--- Cosa farai ---
1. Copia senza alcuna modifica le righe dei record: parti dalla prima riga dei record e fermati dopo la riga che contiene "efficiency-curve [29,227,649,371]", includendo entrambe le estremità.
2. Prosegui il testo sulla marcia dei Sollevamenti della terra a partire dal punto in cui si interrompe.

--- Pagina ---

A pochi mesi da quelle proteste, la marcia dei Sollevamenti della terra propone un altro ritmo: in effetti, dopo un’estate torrida (comunque più fresca rispetto alle future) era il tempo di rallentare, riallacciarsi gli scarponi e con essi i fili di mille discorsi che è bene stringere con decisione, prima di ripartire con maggiore solidità. Allo stesso tempo gli eventi e il procedere dei cantieri sono incalzanti, tanto che è bastato che la marcia uscisse dai confini del comune di Bologna perché, proprio nelle zone interessate dal progetto Passante, ricominciasse l’abbattimento degli alberi. Lo schiaffodi impone una domanda: come mantenere il senso di urgenza e al contempo non soccombere nello stillicidio delle continue aggressioni che la classe dirigente emiliano-romagnola muove nei confronti del territorio e di chi lo abita?

Senza pretesa di avere risposte, qui ci sono alcuni appunti raccolti durante le tappe bolognesi della marcia, ricordando che l’iniziativa prosegue e che il 17 Settembre, nella sua ultima giornata, arriverà alla sponda toscana dell’Appennino, dove sono previste nuove colate di cemento per una funivia che andrebbe ad accompagnarsi alla seggiovia tanto desiderata da Bonaccini&Co, per il parco del Corno alle Scale.

Lo scavallamento della marcia sul fronte toscano rappresenta in realtà il reificarsi di un’idea che lo scorso inverno sembrava fantascienza: quella di un patto dell’Appennino, ancora tutto da immaginare, ma che registra un passo in avanti rispetto allo scorso Settembre. Segno di un processo in crescita.

Tragedie greche

Nel suo famoso spettacolo sul disastro del Vajont, Marco Paolini affermava che, per la miriade di coincidenze che lo avevano anticipato, l’evento assomigliava quasi ad una tragedia greca. Senza scomodare Sofocle, fa comunque impressione che il giorno di inizio della marcia sia corrisposto alla data di un incontro avvenuto in Regione tra Andrea Corsini (Assessore Emilia-Romagna), Valentina Orioli (Assessora Comune di Bologna) e Luca Fontana (Ingegnere Società Autostrade), riunitisi per riaffermare il proprio accordo rispetto alla cementificazione del territorio e dare nuova linfa al progetto Passante.

--- Record di annotazione delle coordinate ---
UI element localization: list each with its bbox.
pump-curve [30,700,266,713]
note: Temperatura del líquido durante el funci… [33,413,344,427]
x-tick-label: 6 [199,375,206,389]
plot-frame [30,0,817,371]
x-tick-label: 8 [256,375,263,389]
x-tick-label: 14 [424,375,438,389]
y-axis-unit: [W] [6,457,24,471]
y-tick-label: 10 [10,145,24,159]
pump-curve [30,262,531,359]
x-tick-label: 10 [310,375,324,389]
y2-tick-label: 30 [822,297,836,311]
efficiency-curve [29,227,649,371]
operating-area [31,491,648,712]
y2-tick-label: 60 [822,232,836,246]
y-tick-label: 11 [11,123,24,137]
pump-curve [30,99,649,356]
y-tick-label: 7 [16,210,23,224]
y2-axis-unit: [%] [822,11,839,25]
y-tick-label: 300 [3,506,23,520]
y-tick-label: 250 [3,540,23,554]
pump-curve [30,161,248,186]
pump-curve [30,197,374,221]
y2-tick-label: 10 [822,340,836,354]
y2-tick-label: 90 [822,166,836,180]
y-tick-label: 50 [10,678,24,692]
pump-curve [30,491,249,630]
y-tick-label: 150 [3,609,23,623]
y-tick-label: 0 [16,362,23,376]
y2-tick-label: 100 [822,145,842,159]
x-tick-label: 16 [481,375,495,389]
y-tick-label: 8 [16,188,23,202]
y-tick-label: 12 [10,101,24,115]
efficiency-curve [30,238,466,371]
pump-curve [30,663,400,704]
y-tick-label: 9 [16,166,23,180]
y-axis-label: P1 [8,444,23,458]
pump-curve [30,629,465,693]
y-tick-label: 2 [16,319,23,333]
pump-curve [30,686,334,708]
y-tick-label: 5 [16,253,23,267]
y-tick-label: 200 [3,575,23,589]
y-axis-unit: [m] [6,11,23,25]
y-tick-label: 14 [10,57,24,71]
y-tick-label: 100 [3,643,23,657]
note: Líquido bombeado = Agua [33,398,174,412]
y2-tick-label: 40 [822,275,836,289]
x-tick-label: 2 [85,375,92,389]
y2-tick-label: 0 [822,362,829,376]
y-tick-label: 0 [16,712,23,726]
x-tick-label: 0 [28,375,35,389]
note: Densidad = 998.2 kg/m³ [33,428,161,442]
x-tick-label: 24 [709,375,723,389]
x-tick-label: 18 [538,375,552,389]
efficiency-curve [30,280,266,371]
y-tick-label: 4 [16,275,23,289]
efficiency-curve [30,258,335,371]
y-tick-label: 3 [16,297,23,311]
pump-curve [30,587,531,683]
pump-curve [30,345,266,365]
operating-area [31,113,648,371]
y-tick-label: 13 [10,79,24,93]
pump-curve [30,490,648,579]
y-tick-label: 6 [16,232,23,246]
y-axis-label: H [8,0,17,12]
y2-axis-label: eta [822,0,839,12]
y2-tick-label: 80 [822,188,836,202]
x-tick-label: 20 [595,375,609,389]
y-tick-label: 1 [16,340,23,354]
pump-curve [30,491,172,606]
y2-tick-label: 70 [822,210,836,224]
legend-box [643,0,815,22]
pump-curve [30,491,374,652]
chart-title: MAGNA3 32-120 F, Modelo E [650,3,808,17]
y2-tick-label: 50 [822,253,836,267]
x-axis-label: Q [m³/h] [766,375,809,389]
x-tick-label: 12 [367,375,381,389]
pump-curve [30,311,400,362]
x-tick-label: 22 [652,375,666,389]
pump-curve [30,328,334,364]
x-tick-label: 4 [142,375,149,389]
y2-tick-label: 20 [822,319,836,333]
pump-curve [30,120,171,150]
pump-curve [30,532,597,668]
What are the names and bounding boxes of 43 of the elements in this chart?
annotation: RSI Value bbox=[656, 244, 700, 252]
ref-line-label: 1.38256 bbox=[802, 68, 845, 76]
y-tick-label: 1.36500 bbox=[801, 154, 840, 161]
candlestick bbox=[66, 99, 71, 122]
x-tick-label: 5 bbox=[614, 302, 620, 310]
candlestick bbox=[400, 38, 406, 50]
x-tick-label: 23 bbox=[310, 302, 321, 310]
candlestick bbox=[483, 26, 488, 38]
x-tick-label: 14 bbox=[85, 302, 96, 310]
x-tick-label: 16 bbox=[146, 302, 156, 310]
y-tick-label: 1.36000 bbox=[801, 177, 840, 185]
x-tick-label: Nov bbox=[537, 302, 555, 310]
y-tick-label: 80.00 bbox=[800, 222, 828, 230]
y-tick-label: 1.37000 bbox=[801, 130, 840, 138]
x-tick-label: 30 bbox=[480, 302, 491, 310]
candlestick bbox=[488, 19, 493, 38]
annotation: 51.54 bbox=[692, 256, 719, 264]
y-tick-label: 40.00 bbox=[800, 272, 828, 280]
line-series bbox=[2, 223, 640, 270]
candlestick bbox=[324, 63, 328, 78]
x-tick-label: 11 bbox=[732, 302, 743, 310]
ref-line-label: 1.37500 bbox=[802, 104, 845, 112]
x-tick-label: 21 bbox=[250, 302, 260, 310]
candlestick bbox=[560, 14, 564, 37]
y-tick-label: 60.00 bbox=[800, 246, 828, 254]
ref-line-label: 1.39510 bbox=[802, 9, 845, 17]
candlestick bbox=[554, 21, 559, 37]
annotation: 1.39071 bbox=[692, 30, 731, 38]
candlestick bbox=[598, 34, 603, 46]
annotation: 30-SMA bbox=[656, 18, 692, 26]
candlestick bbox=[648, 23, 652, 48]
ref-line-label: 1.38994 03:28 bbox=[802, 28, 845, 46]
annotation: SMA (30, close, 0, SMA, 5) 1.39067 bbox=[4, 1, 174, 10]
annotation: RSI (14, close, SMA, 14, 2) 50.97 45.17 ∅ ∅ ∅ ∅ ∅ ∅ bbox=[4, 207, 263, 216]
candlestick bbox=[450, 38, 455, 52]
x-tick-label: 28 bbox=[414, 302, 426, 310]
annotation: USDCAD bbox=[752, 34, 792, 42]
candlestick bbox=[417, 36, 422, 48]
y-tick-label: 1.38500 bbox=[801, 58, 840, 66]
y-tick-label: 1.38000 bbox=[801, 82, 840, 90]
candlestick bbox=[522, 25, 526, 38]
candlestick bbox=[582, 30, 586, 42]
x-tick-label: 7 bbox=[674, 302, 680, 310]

--- Soluzioni dell'esercizio ---
1.
UI element localization: list each with its bbox.
pump-curve [30,700,266,713]
note: Temperatura del líquido durante el funci… [33,413,344,427]
x-tick-label: 6 [199,375,206,389]
plot-frame [30,0,817,371]
x-tick-label: 8 [256,375,263,389]
x-tick-label: 14 [424,375,438,389]
y-axis-unit: [W] [6,457,24,471]
y-tick-label: 10 [10,145,24,159]
pump-curve [30,262,531,359]
x-tick-label: 10 [310,375,324,389]
y2-tick-label: 30 [822,297,836,311]
efficiency-curve [29,227,649,371]

2.
Rilanciare il progetto Passante era praticamente impossibile, dato che tuttora manca il sì del Ministero delle Infrastrutture all’avvio del cosiddetto Lotto 1. In mancanza di alternative, la riunione ha dunque rilanciato un “Lotto Zero Bis” che prevede una serie di accorgimenti e rattoppi, che daranno l’illusione di un passo spedito e accelerato dei lavori.

Pur non essendo stato particolarmente sponsorizzato nei giorni precedenti, alcuni cartelli apparsi nel quartiere Bolognina hanno comunque denunciato l’evento, mentre, poche ore dopo, una nuova occupazione del progetto Radical Housing prendeva vita a poche centinaia dai luoghi interessati dal progetto Passante, a rimarcare implicitamente che le persone che saranno più colpite dall’opera saranno quelle già in difficoltà per altre questioni, in particolare quella abitativa. Non si tratta di emergenze differenti, ma della stessa emergenza, letta da diverse prospettive.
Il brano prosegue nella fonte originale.